Exercise description:
Without altering anything, repeat each of the records.

Working data:
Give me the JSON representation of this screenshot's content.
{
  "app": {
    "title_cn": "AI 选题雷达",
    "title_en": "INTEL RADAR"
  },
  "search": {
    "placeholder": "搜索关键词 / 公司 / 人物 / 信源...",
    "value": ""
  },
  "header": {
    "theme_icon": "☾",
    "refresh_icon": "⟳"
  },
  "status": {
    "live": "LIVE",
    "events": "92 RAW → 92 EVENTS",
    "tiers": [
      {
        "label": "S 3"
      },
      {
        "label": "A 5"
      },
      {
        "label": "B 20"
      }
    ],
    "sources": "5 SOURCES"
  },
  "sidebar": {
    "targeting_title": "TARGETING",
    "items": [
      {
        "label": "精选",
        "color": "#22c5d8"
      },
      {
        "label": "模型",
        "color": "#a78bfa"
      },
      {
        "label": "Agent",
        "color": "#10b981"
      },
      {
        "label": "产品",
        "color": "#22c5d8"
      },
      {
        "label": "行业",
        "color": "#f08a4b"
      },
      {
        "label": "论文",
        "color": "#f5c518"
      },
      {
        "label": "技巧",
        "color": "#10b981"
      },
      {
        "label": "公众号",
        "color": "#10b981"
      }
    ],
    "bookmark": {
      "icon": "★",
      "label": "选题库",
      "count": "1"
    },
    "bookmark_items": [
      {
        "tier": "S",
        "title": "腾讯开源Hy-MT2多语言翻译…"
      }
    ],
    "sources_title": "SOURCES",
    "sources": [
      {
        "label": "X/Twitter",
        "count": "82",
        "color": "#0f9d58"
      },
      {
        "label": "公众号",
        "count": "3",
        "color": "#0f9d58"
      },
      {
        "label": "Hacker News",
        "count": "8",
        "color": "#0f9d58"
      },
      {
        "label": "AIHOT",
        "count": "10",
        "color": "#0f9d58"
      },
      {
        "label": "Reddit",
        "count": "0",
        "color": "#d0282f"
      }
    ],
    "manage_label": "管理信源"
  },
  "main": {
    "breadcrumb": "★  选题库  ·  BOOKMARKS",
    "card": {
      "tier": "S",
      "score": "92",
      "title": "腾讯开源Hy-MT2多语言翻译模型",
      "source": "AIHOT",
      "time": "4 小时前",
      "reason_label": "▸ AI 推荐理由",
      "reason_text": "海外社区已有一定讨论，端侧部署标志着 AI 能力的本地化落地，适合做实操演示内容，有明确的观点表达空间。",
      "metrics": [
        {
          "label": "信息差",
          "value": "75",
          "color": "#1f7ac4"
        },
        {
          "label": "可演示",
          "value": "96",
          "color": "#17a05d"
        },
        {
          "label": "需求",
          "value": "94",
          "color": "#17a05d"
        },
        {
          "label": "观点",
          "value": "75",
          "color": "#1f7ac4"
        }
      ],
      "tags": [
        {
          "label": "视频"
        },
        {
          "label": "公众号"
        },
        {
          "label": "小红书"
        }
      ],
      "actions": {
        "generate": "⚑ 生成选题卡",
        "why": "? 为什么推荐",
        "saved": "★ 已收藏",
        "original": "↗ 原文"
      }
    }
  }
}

Exercise solution:
Give me the JSON representation of this screenshot's content.
{
  "app": {
    "title_cn": "AI 选题雷达",
    "title_en": "INTEL RADAR"
  },
  "search": {
    "placeholder": "搜索关键词 / 公司 / 人物 / 信源...",
    "value": ""
  },
  "header": {
    "theme_icon": "☾",
    "refresh_icon": "⟳"
  },
  "status": {
    "live": "LIVE",
    "events": "92 RAW → 92 EVENTS",
    "tiers": [
      {
        "label": "S 3"
      },
      {
        "label": "A 5"
      },
      {
        "label": "B 20"
      }
    ],
    "sources": "5 SOURCES"
  },
  "sidebar": {
    "targeting_title": "TARGETING",
    "items": [
      {
        "label": "精选",
        "color": "#22c5d8"
      },
      {
        "label": "模型",
        "color": "#a78bfa"
      },
      {
        "label": "Agent",
        "color": "#10b981"
      },
      {
        "label": "产品",
        "color": "#22c5d8"
      },
      {
        "label": "行业",
        "color": "#f08a4b"
      },
      {
        "label": "论文",
        "color": "#f5c518"
      },
      {
        "label": "技巧",
        "color": "#10b981"
      },
      {
        "label": "公众号",
        "color": "#10b981"
      }
    ],
    "bookmark": {
      "icon": "★",
      "label": "选题库",
      "count": "1"
    },
    "bookmark_items": [
      {
        "tier": "S",
        "title": "腾讯开源Hy-MT2多语言翻译…"
      }
    ],
    "sources_title": "SOURCES",
    "sources": [
      {
        "label": "X/Twitter",
        "count": "82",
        "color": "#0f9d58"
      },
      {
        "label": "公众号",
        "count": "3",
        "color": "#0f9d58"
      },
      {
        "label": "Hacker News",
        "count": "8",
        "color": "#0f9d58"
      },
      {
        "label": "AIHOT",
        "count": "10",
        "color": "#0f9d58"
      },
      {
        "label": "Reddit",
        "count": "0",
        "color": "#d0282f"
      }
    ],
    "manage_label": "管理信源"
  },
  "main": {
    "breadcrumb": "★  选题库  ·  BOOKMARKS",
    "card": {
      "tier": "S",
      "score": "92",
      "title": "腾讯开源Hy-MT2多语言翻译模型",
      "source": "AIHOT",
      "time": "4 小时前",
      "reason_label": "▸ AI 推荐理由",
      "reason_text": "海外社区已有一定讨论，端侧部署标志着 AI 能力的本地化落地，适合做实操演示内容，有明确的观点表达空间。",
      "metrics": [
        {
          "label": "信息差",
          "value": "75",
          "color": "#1f7ac4"
        },
        {
          "label": "可演示",
          "value": "96",
          "color": "#17a05d"
        },
        {
          "label": "需求",
          "value": "94",
          "color": "#17a05d"
        },
        {
          "label": "观点",
          "value": "75",
          "color": "#1f7ac4"
        }
      ],
      "tags": [
        {
          "label": "视频"
        },
        {
          "label": "公众号"
        },
        {
          "label": "小红书"
        }
      ],
      "actions": {
        "generate": "⚑ 生成选题卡",
        "why": "? 为什么推荐",
        "saved": "★ 已收藏",
        "original": "↗ 原文"
      }
    }
  }
}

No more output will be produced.